§ Your objective:
From the records below, copy every line that contains the word "Строение".
----
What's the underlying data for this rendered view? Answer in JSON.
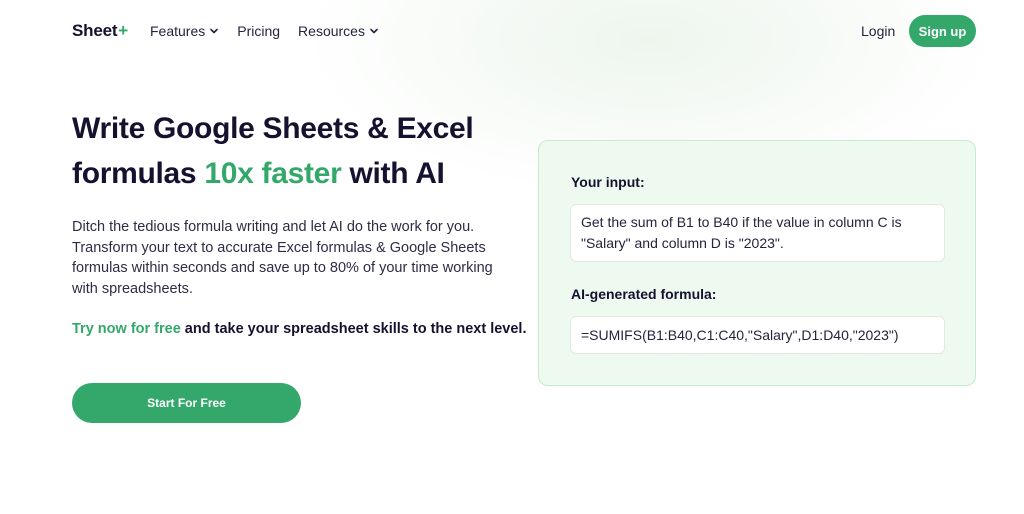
{
  "header": {
    "logo_text": "Sheet",
    "logo_plus": "+",
    "nav": [
      {
        "label": "Features",
        "has_dropdown": true
      },
      {
        "label": "Pricing",
        "has_dropdown": false
      },
      {
        "label": "Resources",
        "has_dropdown": true
      }
    ],
    "login_label": "Login",
    "signup_label": "Sign up"
  },
  "hero": {
    "headline_part1": "Write Google Sheets & Excel formulas ",
    "headline_accent": "10x faster",
    "headline_part2": " with AI",
    "description": "Ditch the tedious formula writing and let AI do the work for you. Transform your text to accurate Excel formulas & Google Sheets formulas within seconds and save up to 80% of your time working with spreadsheets.",
    "cta_green": "Try now for free",
    "cta_rest": " and take your spreadsheet skills to the next level.",
    "start_button_label": "Start For Free"
  },
  "demo": {
    "input_label": "Your input:",
    "input_text": "Get the sum of B1 to B40 if the value in column C is \"Salary\" and column D is \"2023\".",
    "formula_label": "AI-generated formula:",
    "formula_text": "=SUMIFS(B1:B40,C1:C40,\"Salary\",D1:D40,\"2023\")"
  },
  "colors": {
    "brand_green": "#34a86a",
    "heading": "#15112e",
    "card_bg": "#eefaf0"
  },
  "icons": {
    "nav_dropdown": "chevron-down-icon"
  }
}
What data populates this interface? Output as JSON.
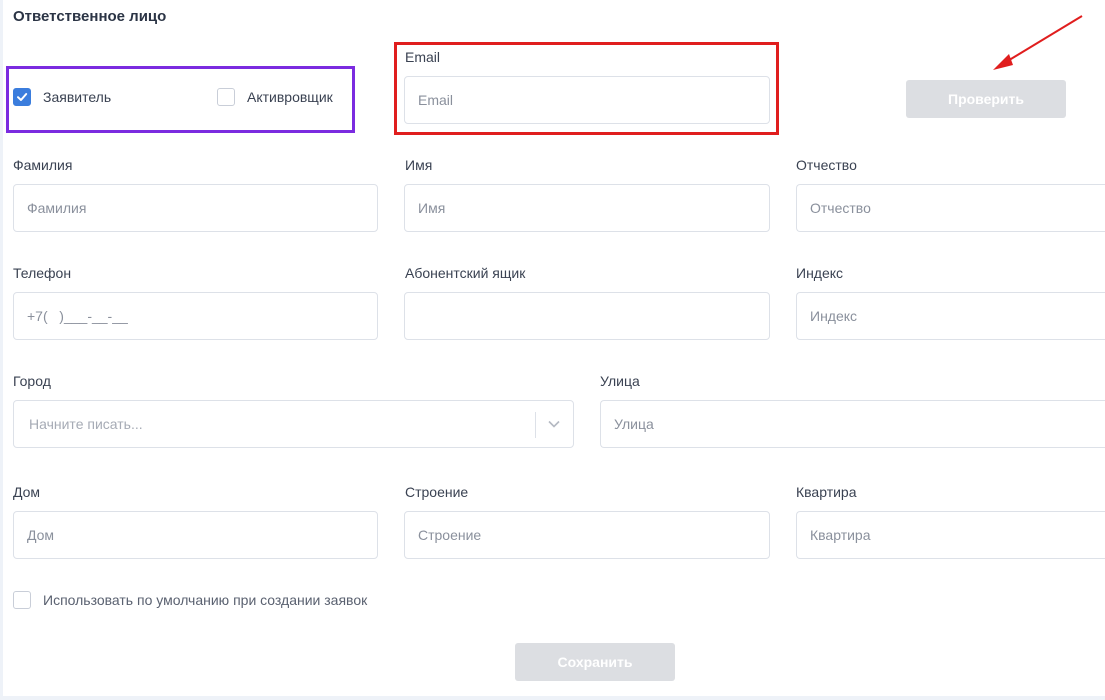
{
  "section_title": "Ответственное лицо",
  "role": {
    "applicant_label": "Заявитель",
    "activator_label": "Активровщик"
  },
  "email": {
    "label": "Email",
    "placeholder": "Email"
  },
  "check_button": "Проверить",
  "fields": {
    "last_name": {
      "label": "Фамилия",
      "placeholder": "Фамилия"
    },
    "first_name": {
      "label": "Имя",
      "placeholder": "Имя"
    },
    "middle_name": {
      "label": "Отчество",
      "placeholder": "Отчество"
    },
    "phone": {
      "label": "Телефон",
      "value": "+7(   )___-__-__"
    },
    "po_box": {
      "label": "Абонентский ящик",
      "value": ""
    },
    "index": {
      "label": "Индекс",
      "placeholder": "Индекс"
    },
    "city": {
      "label": "Город",
      "placeholder": "Начните писать..."
    },
    "street": {
      "label": "Улица",
      "placeholder": "Улица"
    },
    "house": {
      "label": "Дом",
      "placeholder": "Дом"
    },
    "building": {
      "label": "Строение",
      "placeholder": "Строение"
    },
    "apartment": {
      "label": "Квартира",
      "placeholder": "Квартира"
    }
  },
  "default_checkbox_label": "Использовать по умолчанию при создании заявок",
  "save_button": "Сохранить"
}
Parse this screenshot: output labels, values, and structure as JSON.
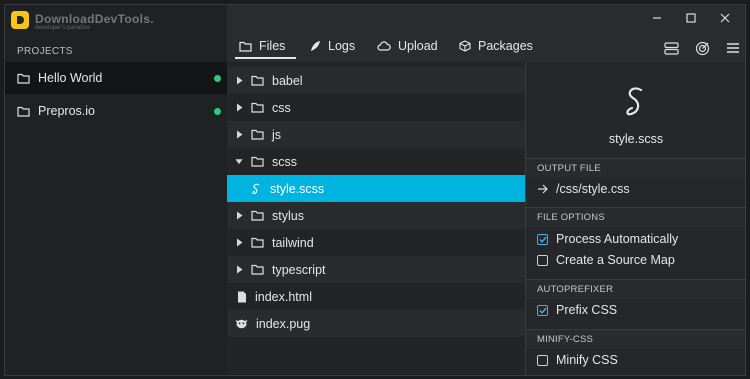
{
  "watermark": {
    "title": "DownloadDevTools.",
    "subtitle": "developer's paradise"
  },
  "sidebar": {
    "heading": "PROJECTS",
    "projects": [
      {
        "name": "Hello World",
        "status_color": "#2ecc71",
        "active": true
      },
      {
        "name": "Prepros.io",
        "status_color": "#2ecc71",
        "active": false
      }
    ]
  },
  "tabs": [
    {
      "label": "Files",
      "icon": "folder-icon",
      "active": true
    },
    {
      "label": "Logs",
      "icon": "feather-icon",
      "active": false
    },
    {
      "label": "Upload",
      "icon": "cloud-icon",
      "active": false
    },
    {
      "label": "Packages",
      "icon": "box-icon",
      "active": false
    }
  ],
  "toolbar_icons": [
    "server-icon",
    "radar-icon",
    "menu-icon"
  ],
  "window_controls": [
    "minimize-icon",
    "maximize-icon",
    "close-icon"
  ],
  "files": [
    {
      "name": "babel",
      "type": "folder",
      "expanded": false
    },
    {
      "name": "css",
      "type": "folder",
      "expanded": false
    },
    {
      "name": "js",
      "type": "folder",
      "expanded": false
    },
    {
      "name": "scss",
      "type": "folder",
      "expanded": true
    },
    {
      "name": "style.scss",
      "type": "scss-file",
      "selected": true
    },
    {
      "name": "stylus",
      "type": "folder",
      "expanded": false
    },
    {
      "name": "tailwind",
      "type": "folder",
      "expanded": false
    },
    {
      "name": "typescript",
      "type": "folder",
      "expanded": false
    },
    {
      "name": "index.html",
      "type": "html-file"
    },
    {
      "name": "index.pug",
      "type": "pug-file"
    }
  ],
  "details": {
    "file_name": "style.scss",
    "output_heading": "OUTPUT FILE",
    "output_path": "/css/style.css",
    "file_options_heading": "FILE OPTIONS",
    "process_automatically": "Process Automatically",
    "source_map": "Create a Source Map",
    "autoprefixer_heading": "AUTOPREFIXER",
    "prefix_css": "Prefix CSS",
    "minify_heading": "MINIFY-CSS",
    "minify_css": "Minify CSS"
  },
  "checkboxes": {
    "process_automatically": true,
    "source_map": false,
    "prefix_css": true,
    "minify_css": false
  },
  "colors": {
    "accent": "#00b4e0",
    "status_online": "#2ecc71",
    "checkbox": "#3db3e6"
  }
}
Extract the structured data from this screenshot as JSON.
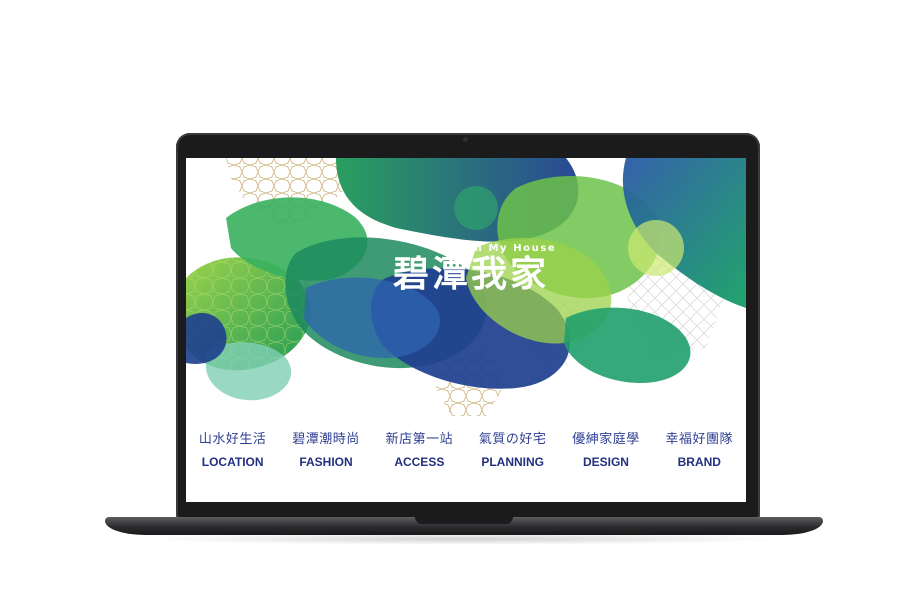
{
  "site": {
    "subtitle": "Bitan My House",
    "title": "碧潭我家"
  },
  "nav": {
    "items": [
      {
        "zh": "山水好生活",
        "en": "LOCATION"
      },
      {
        "zh": "碧潭潮時尚",
        "en": "FASHION"
      },
      {
        "zh": "新店第一站",
        "en": "ACCESS"
      },
      {
        "zh": "氣質の好宅",
        "en": "PLANNING"
      },
      {
        "zh": "優紳家庭學",
        "en": "DESIGN"
      },
      {
        "zh": "幸福好團隊",
        "en": "BRAND"
      }
    ]
  },
  "colors": {
    "nav_text": "#23307f",
    "green_light": "#8cc63f",
    "green": "#1f9a57",
    "teal": "#138a6e",
    "navy": "#1e3f8f",
    "gold_pattern": "#c9a86b",
    "frame": "#1b1b1c"
  }
}
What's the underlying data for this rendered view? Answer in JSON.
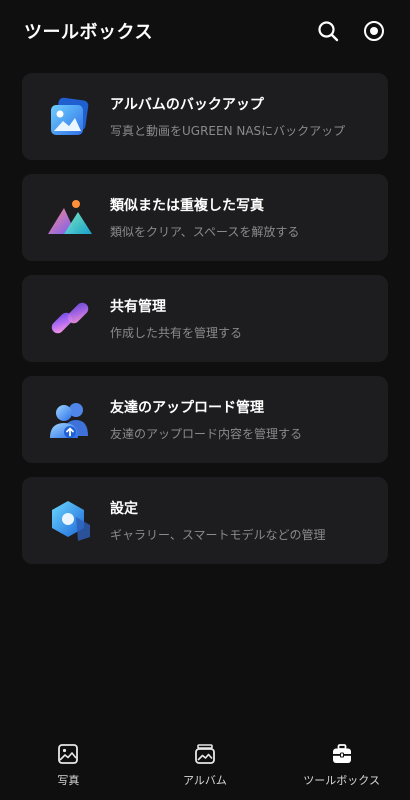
{
  "header": {
    "title": "ツールボックス",
    "icons": [
      "search-icon",
      "target-icon"
    ]
  },
  "cards": [
    {
      "title": "アルバムのバックアップ",
      "subtitle": "写真と動画をUGREEN NASにバックアップ",
      "icon": "photo-backup-icon"
    },
    {
      "title": "類似または重複した写真",
      "subtitle": "類似をクリア、スペースを解放する",
      "icon": "duplicate-photos-icon"
    },
    {
      "title": "共有管理",
      "subtitle": "作成した共有を管理する",
      "icon": "link-icon"
    },
    {
      "title": "友達のアップロード管理",
      "subtitle": "友達のアップロード内容を管理する",
      "icon": "friends-upload-icon"
    },
    {
      "title": "設定",
      "subtitle": "ギャラリー、スマートモデルなどの管理",
      "icon": "settings-hexagon-icon"
    }
  ],
  "bottom_nav": [
    {
      "label": "写真",
      "icon": "photo-icon"
    },
    {
      "label": "アルバム",
      "icon": "album-icon"
    },
    {
      "label": "ツールボックス",
      "icon": "toolbox-icon"
    }
  ],
  "colors": {
    "background": "#0f0f10",
    "card": "#1d1d1f",
    "subtitle": "#8a8a8e",
    "accent_blue": "#3b82f6",
    "accent_purple": "#a06bf0"
  }
}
----
§ Written answer:
      "label": "Строение",
      "placeholder": "Строение"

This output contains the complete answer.